> _EXERCISE INSTRUCTIONS_
Extract the whole listing as it stands. Do not include the pictures.
— START OF EXTRACTED RECORDS —
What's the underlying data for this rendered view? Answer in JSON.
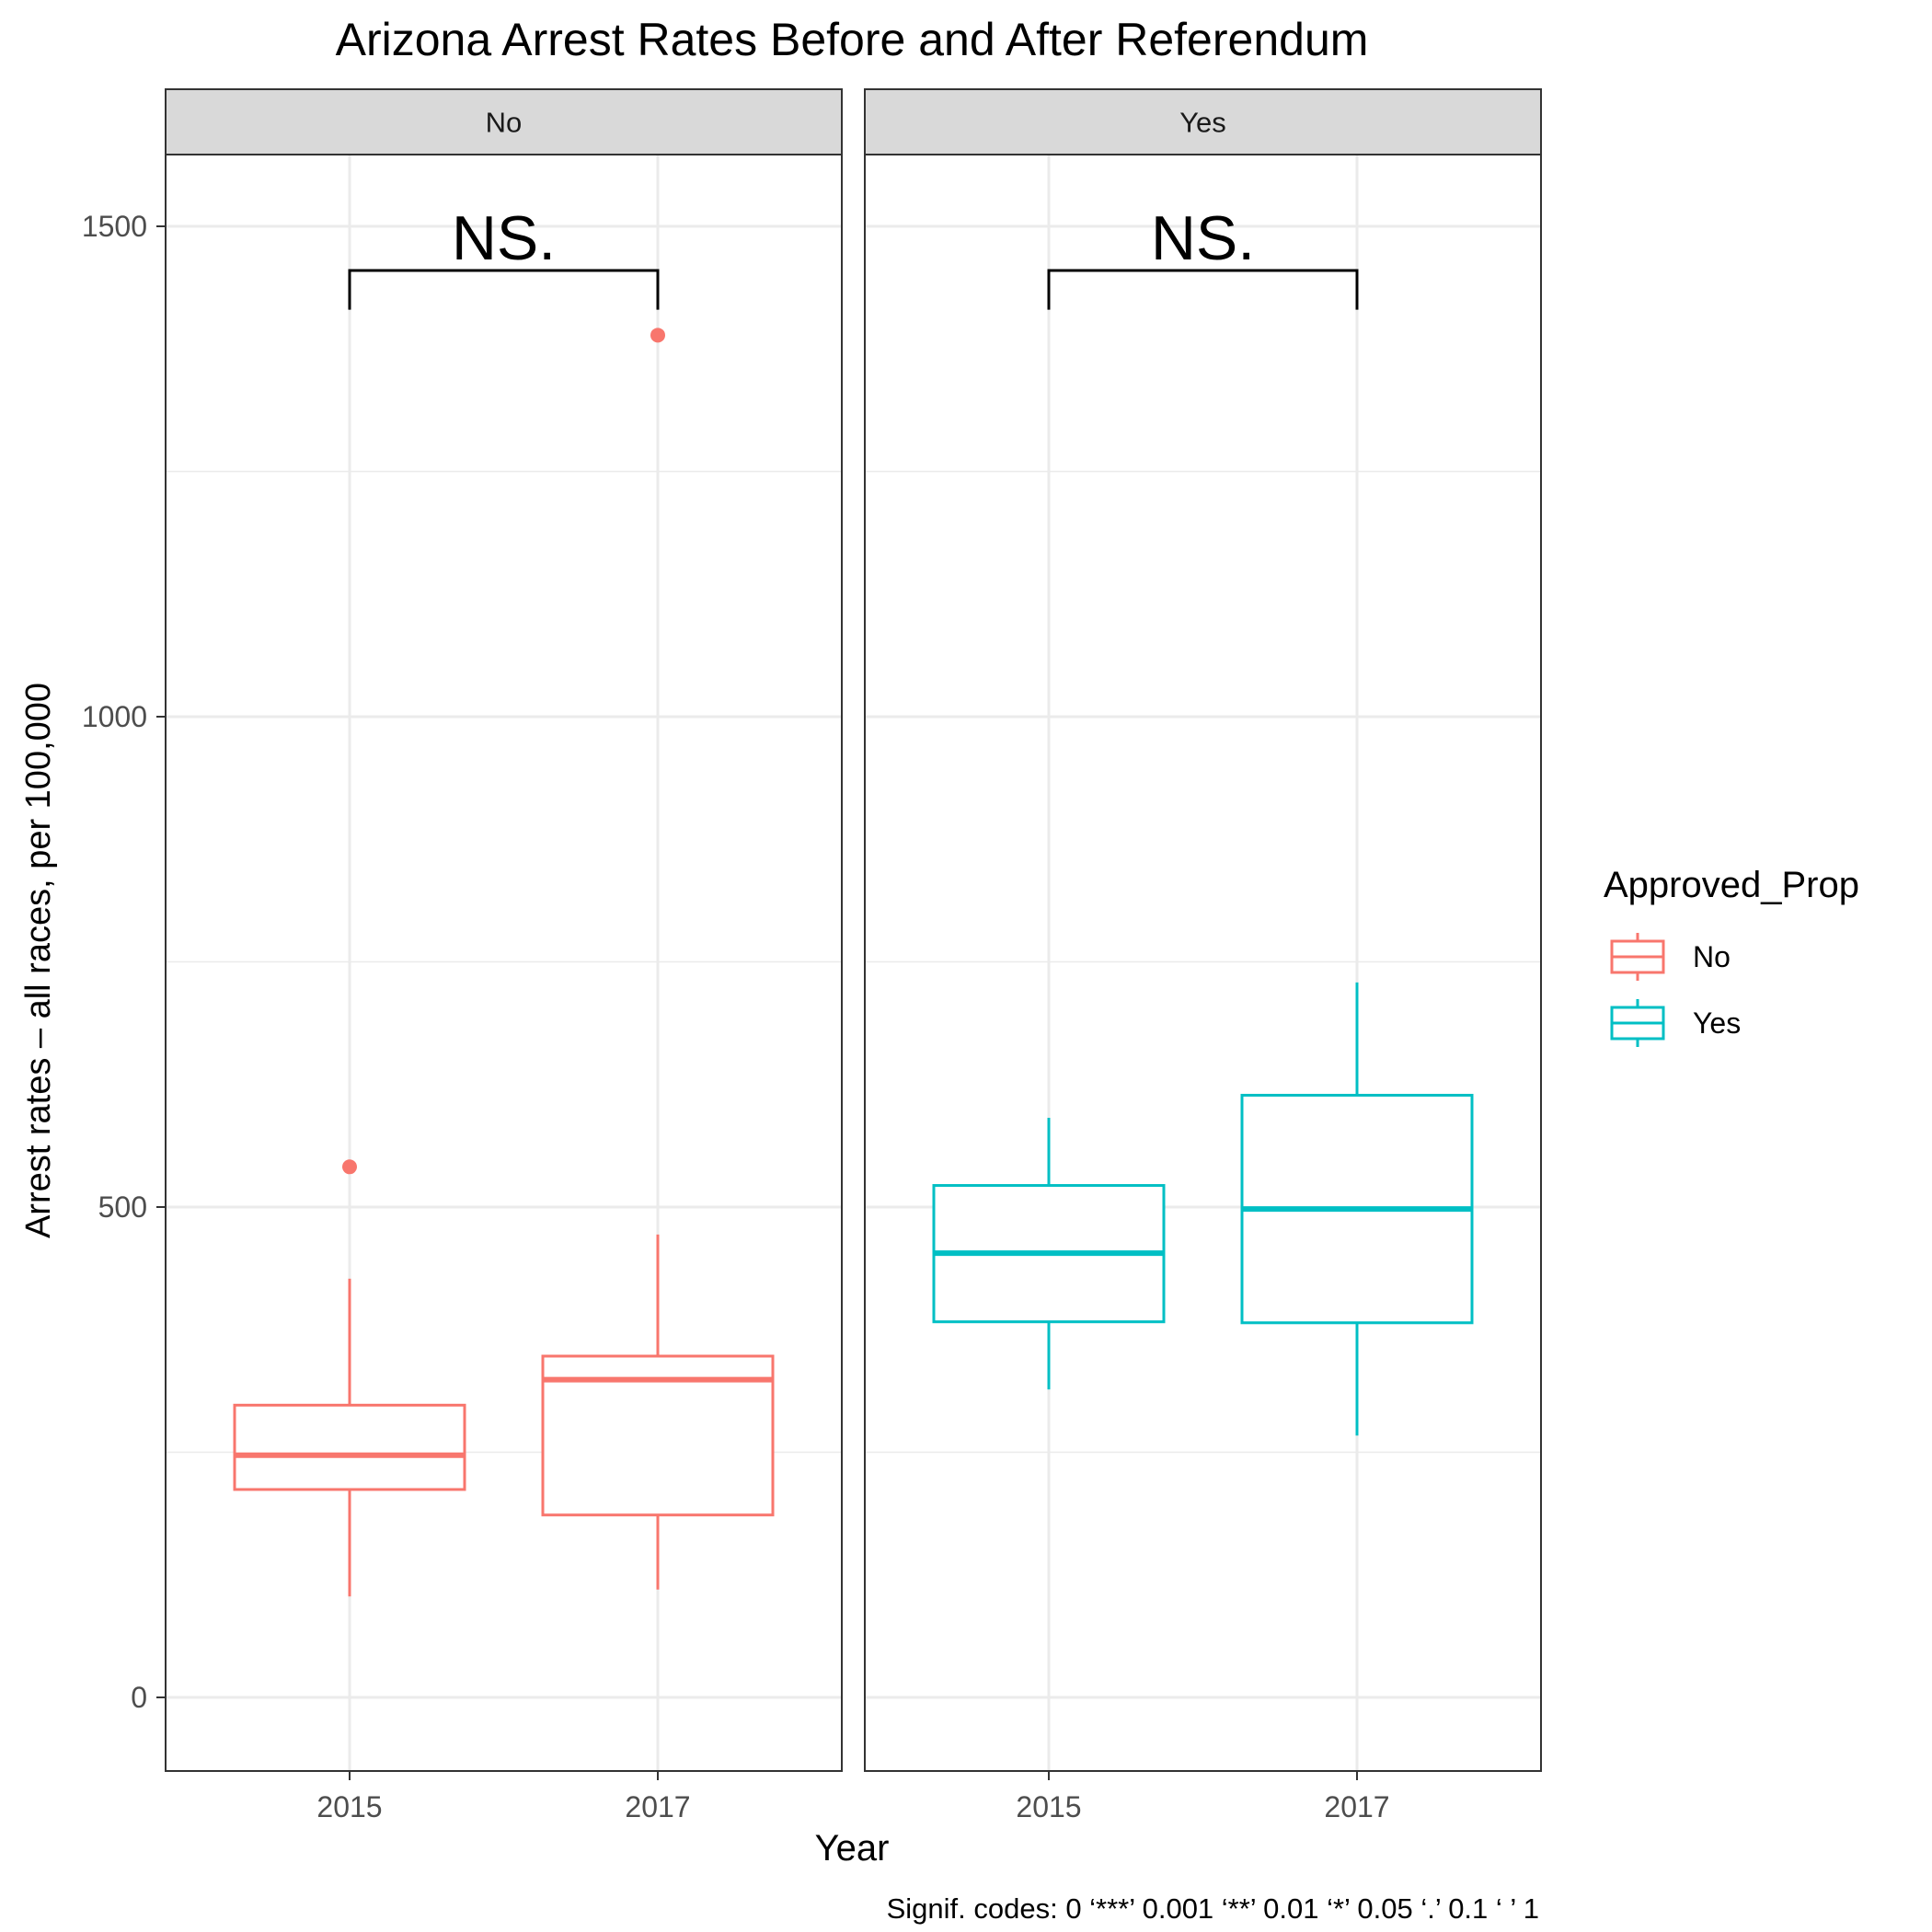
{
  "chart_data": {
    "type": "boxplot",
    "title": "Arizona Arrest Rates Before and After Referendum",
    "xlabel": "Year",
    "ylabel": "Arrest rates – all races, per 100,000",
    "ylim": [
      -75,
      1650
    ],
    "yticks": [
      0,
      500,
      1000,
      1500
    ],
    "ytick_labels": [
      "0",
      "500",
      "1000",
      "1500"
    ],
    "categories": [
      "2015",
      "2017"
    ],
    "grid": true,
    "legend_position": "right",
    "legend": {
      "title": "Approved_Prop",
      "entries": [
        {
          "label": "No",
          "color": "#F8766D"
        },
        {
          "label": "Yes",
          "color": "#00BFC4"
        }
      ]
    },
    "facets": [
      {
        "label": "No",
        "color": "#F8766D",
        "annotation": "NS.",
        "boxes": [
          {
            "x": "2015",
            "whisker_low": 103,
            "q1": 212,
            "median": 247,
            "q3": 298,
            "whisker_high": 427,
            "outliers": [
              541
            ]
          },
          {
            "x": "2017",
            "whisker_low": 110,
            "q1": 186,
            "median": 324,
            "q3": 348,
            "whisker_high": 472,
            "outliers": [
              1389
            ]
          }
        ]
      },
      {
        "label": "Yes",
        "color": "#00BFC4",
        "annotation": "NS.",
        "boxes": [
          {
            "x": "2015",
            "whisker_low": 314,
            "q1": 383,
            "median": 453,
            "q3": 522,
            "whisker_high": 591,
            "outliers": []
          },
          {
            "x": "2017",
            "whisker_low": 267,
            "q1": 382,
            "median": 498,
            "q3": 614,
            "whisker_high": 729,
            "outliers": []
          }
        ]
      }
    ],
    "footnote": "Signif. codes:  0 ‘***’ 0.001 ‘**’ 0.01 ‘*’ 0.05 ‘.’ 0.1 ‘ ’ 1"
  }
}
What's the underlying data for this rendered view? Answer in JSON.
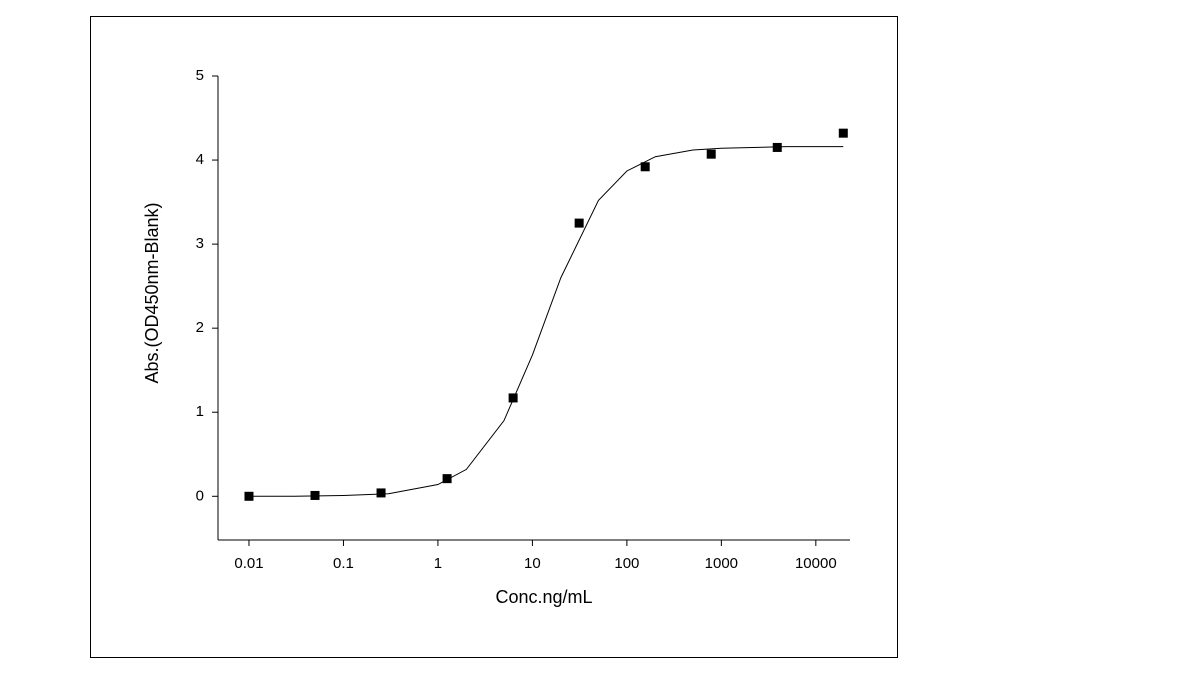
{
  "chart_data": {
    "type": "scatter",
    "x_label": "Conc.ng/mL",
    "y_label": "Abs.(OD450nm-Blank)",
    "xscale": "log",
    "xlim": [
      0.0047,
      23000
    ],
    "xticks": [
      0.01,
      0.1,
      1,
      10,
      100,
      1000,
      10000
    ],
    "ylim": [
      -0.52,
      5
    ],
    "yticks": [
      0,
      1,
      2,
      3,
      4,
      5
    ],
    "series": [
      {
        "type": "scatter",
        "color": "#000000",
        "x": [
          0.01,
          0.05,
          0.25,
          1.25,
          6.25,
          31.25,
          156.25,
          781.25,
          3906.25,
          19531.25
        ],
        "values": [
          0.0,
          0.01,
          0.04,
          0.21,
          1.17,
          3.25,
          3.92,
          4.07,
          4.15,
          4.32
        ]
      },
      {
        "type": "line",
        "color": "#000000",
        "x": [
          0.01,
          0.03,
          0.1,
          0.3,
          1,
          2,
          5,
          10,
          20,
          50,
          100,
          200,
          500,
          1000,
          5000,
          19531.25
        ],
        "values": [
          0.0,
          0.0,
          0.01,
          0.03,
          0.14,
          0.32,
          0.9,
          1.68,
          2.6,
          3.52,
          3.87,
          4.04,
          4.12,
          4.14,
          4.16,
          4.16
        ]
      }
    ]
  }
}
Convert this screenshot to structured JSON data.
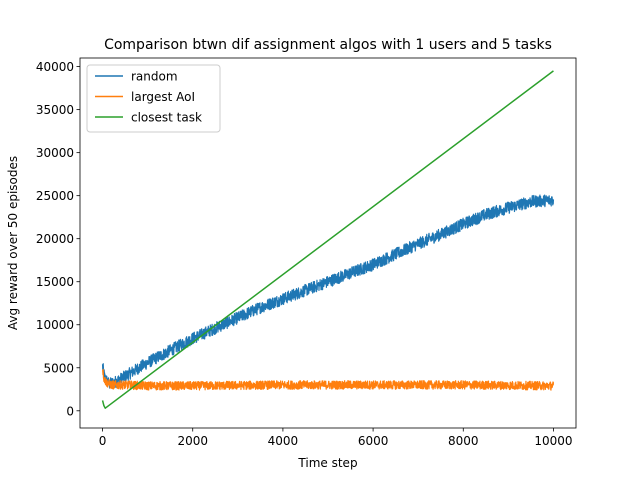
{
  "chart_data": {
    "type": "line",
    "title": "Comparison btwn dif assignment algos with 1 users and 5 tasks",
    "xlabel": "Time step",
    "ylabel": "Avg reward over 50 episodes",
    "xlim": [
      -500,
      10500
    ],
    "ylim": [
      -2000,
      41000
    ],
    "xticks": [
      0,
      2000,
      4000,
      6000,
      8000,
      10000
    ],
    "xtick_labels": [
      "0",
      "2000",
      "4000",
      "6000",
      "8000",
      "10000"
    ],
    "yticks": [
      0,
      5000,
      10000,
      15000,
      20000,
      25000,
      30000,
      35000,
      40000
    ],
    "ytick_labels": [
      "0",
      "5000",
      "10000",
      "15000",
      "20000",
      "25000",
      "30000",
      "35000",
      "40000"
    ],
    "grid": false,
    "legend_position": "top-left",
    "series": [
      {
        "name": "random",
        "color": "#1f77b4",
        "x": [
          0,
          50,
          150,
          300,
          500,
          1000,
          1500,
          2000,
          2500,
          3000,
          3500,
          4000,
          4500,
          5000,
          5500,
          6000,
          6500,
          7000,
          7500,
          8000,
          8500,
          9000,
          9500,
          10000
        ],
        "y": [
          5200,
          3800,
          3100,
          3400,
          4000,
          5600,
          7000,
          8400,
          9600,
          10800,
          12000,
          13000,
          14000,
          15000,
          16000,
          17000,
          18200,
          19400,
          20500,
          21700,
          22800,
          23600,
          24300,
          24500
        ],
        "noise": 700
      },
      {
        "name": "largest AoI",
        "color": "#ff7f0e",
        "x": [
          0,
          30,
          80,
          200,
          500,
          1000,
          2000,
          4000,
          6000,
          8000,
          10000
        ],
        "y": [
          5000,
          3800,
          3300,
          3000,
          3000,
          2900,
          2900,
          3000,
          3000,
          3000,
          2900
        ],
        "noise": 500
      },
      {
        "name": "closest task",
        "color": "#2ca02c",
        "x": [
          0,
          30,
          60,
          10000
        ],
        "y": [
          1200,
          600,
          300,
          39500
        ],
        "noise": 0
      }
    ]
  }
}
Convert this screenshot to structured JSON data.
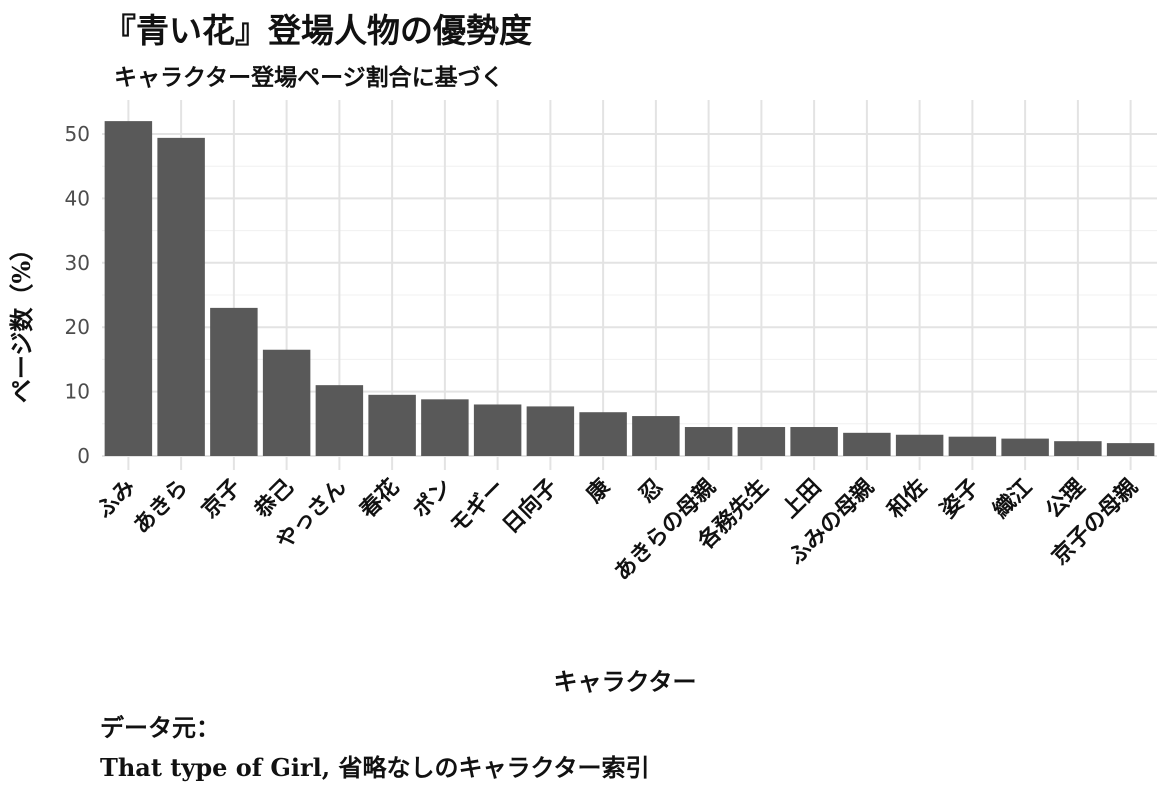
— END OF EXTRACTED RECORDS —
> _WRITTEN REPLY_
What's the underlying data for this rendered view? Answer in JSON.
{
  "chart_data": {
    "type": "boxplot",
    "title": "Arizona Arrest Rates Before and After Referendum",
    "xlabel": "Year",
    "ylabel": "Arrest rates – all races, per 100,000",
    "ylim": [
      -75,
      1650
    ],
    "yticks": [
      0,
      500,
      1000,
      1500
    ],
    "ytick_labels": [
      "0",
      "500",
      "1000",
      "1500"
    ],
    "categories": [
      "2015",
      "2017"
    ],
    "grid": true,
    "legend_position": "right",
    "legend": {
      "title": "Approved_Prop",
      "entries": [
        {
          "label": "No",
          "color": "#F8766D"
        },
        {
          "label": "Yes",
          "color": "#00BFC4"
        }
      ]
    },
    "facets": [
      {
        "label": "No",
        "color": "#F8766D",
        "annotation": "NS.",
        "boxes": [
          {
            "x": "2015",
            "whisker_low": 103,
            "q1": 212,
            "median": 247,
            "q3": 298,
            "whisker_high": 427,
            "outliers": [
              541
            ]
          },
          {
            "x": "2017",
            "whisker_low": 110,
            "q1": 186,
            "median": 324,
            "q3": 348,
            "whisker_high": 472,
            "outliers": [
              1389
            ]
          }
        ]
      },
      {
        "label": "Yes",
        "color": "#00BFC4",
        "annotation": "NS.",
        "boxes": [
          {
            "x": "2015",
            "whisker_low": 314,
            "q1": 383,
            "median": 453,
            "q3": 522,
            "whisker_high": 591,
            "outliers": []
          },
          {
            "x": "2017",
            "whisker_low": 267,
            "q1": 382,
            "median": 498,
            "q3": 614,
            "whisker_high": 729,
            "outliers": []
          }
        ]
      }
    ],
    "footnote": "Signif. codes:  0 ‘***’ 0.001 ‘**’ 0.01 ‘*’ 0.05 ‘.’ 0.1 ‘ ’ 1"
  }
}
What's the underlying data for this rendered view? Answer in JSON.
{
  "chart_data": {
    "type": "scatter",
    "x_label": "Conc.ng/mL",
    "y_label": "Abs.(OD450nm-Blank)",
    "xscale": "log",
    "xlim": [
      0.0047,
      23000
    ],
    "xticks": [
      0.01,
      0.1,
      1,
      10,
      100,
      1000,
      10000
    ],
    "ylim": [
      -0.52,
      5
    ],
    "yticks": [
      0,
      1,
      2,
      3,
      4,
      5
    ],
    "series": [
      {
        "type": "scatter",
        "color": "#000000",
        "x": [
          0.01,
          0.05,
          0.25,
          1.25,
          6.25,
          31.25,
          156.25,
          781.25,
          3906.25,
          19531.25
        ],
        "values": [
          0.0,
          0.01,
          0.04,
          0.21,
          1.17,
          3.25,
          3.92,
          4.07,
          4.15,
          4.32
        ]
      },
      {
        "type": "line",
        "color": "#000000",
        "x": [
          0.01,
          0.03,
          0.1,
          0.3,
          1,
          2,
          5,
          10,
          20,
          50,
          100,
          200,
          500,
          1000,
          5000,
          19531.25
        ],
        "values": [
          0.0,
          0.0,
          0.01,
          0.03,
          0.14,
          0.32,
          0.9,
          1.68,
          2.6,
          3.52,
          3.87,
          4.04,
          4.12,
          4.14,
          4.16,
          4.16
        ]
      }
    ]
  }
}
Convert this screenshot to structured JSON data.
{
  "chart_data": {
    "type": "line",
    "title": "Comparison btwn dif assignment algos with 1 users and 5 tasks",
    "xlabel": "Time step",
    "ylabel": "Avg reward over 50 episodes",
    "xlim": [
      -500,
      10500
    ],
    "ylim": [
      -2000,
      41000
    ],
    "xticks": [
      0,
      2000,
      4000,
      6000,
      8000,
      10000
    ],
    "xtick_labels": [
      "0",
      "2000",
      "4000",
      "6000",
      "8000",
      "10000"
    ],
    "yticks": [
      0,
      5000,
      10000,
      15000,
      20000,
      25000,
      30000,
      35000,
      40000
    ],
    "ytick_labels": [
      "0",
      "5000",
      "10000",
      "15000",
      "20000",
      "25000",
      "30000",
      "35000",
      "40000"
    ],
    "grid": false,
    "legend_position": "top-left",
    "series": [
      {
        "name": "random",
        "color": "#1f77b4",
        "x": [
          0,
          50,
          150,
          300,
          500,
          1000,
          1500,
          2000,
          2500,
          3000,
          3500,
          4000,
          4500,
          5000,
          5500,
          6000,
          6500,
          7000,
          7500,
          8000,
          8500,
          9000,
          9500,
          10000
        ],
        "y": [
          5200,
          3800,
          3100,
          3400,
          4000,
          5600,
          7000,
          8400,
          9600,
          10800,
          12000,
          13000,
          14000,
          15000,
          16000,
          17000,
          18200,
          19400,
          20500,
          21700,
          22800,
          23600,
          24300,
          24500
        ],
        "noise": 700
      },
      {
        "name": "largest AoI",
        "color": "#ff7f0e",
        "x": [
          0,
          30,
          80,
          200,
          500,
          1000,
          2000,
          4000,
          6000,
          8000,
          10000
        ],
        "y": [
          5000,
          3800,
          3300,
          3000,
          3000,
          2900,
          2900,
          3000,
          3000,
          3000,
          2900
        ],
        "noise": 500
      },
      {
        "name": "closest task",
        "color": "#2ca02c",
        "x": [
          0,
          30,
          60,
          10000
        ],
        "y": [
          1200,
          600,
          300,
          39500
        ],
        "noise": 0
      }
    ]
  }
}
Convert this screenshot to structured JSON data.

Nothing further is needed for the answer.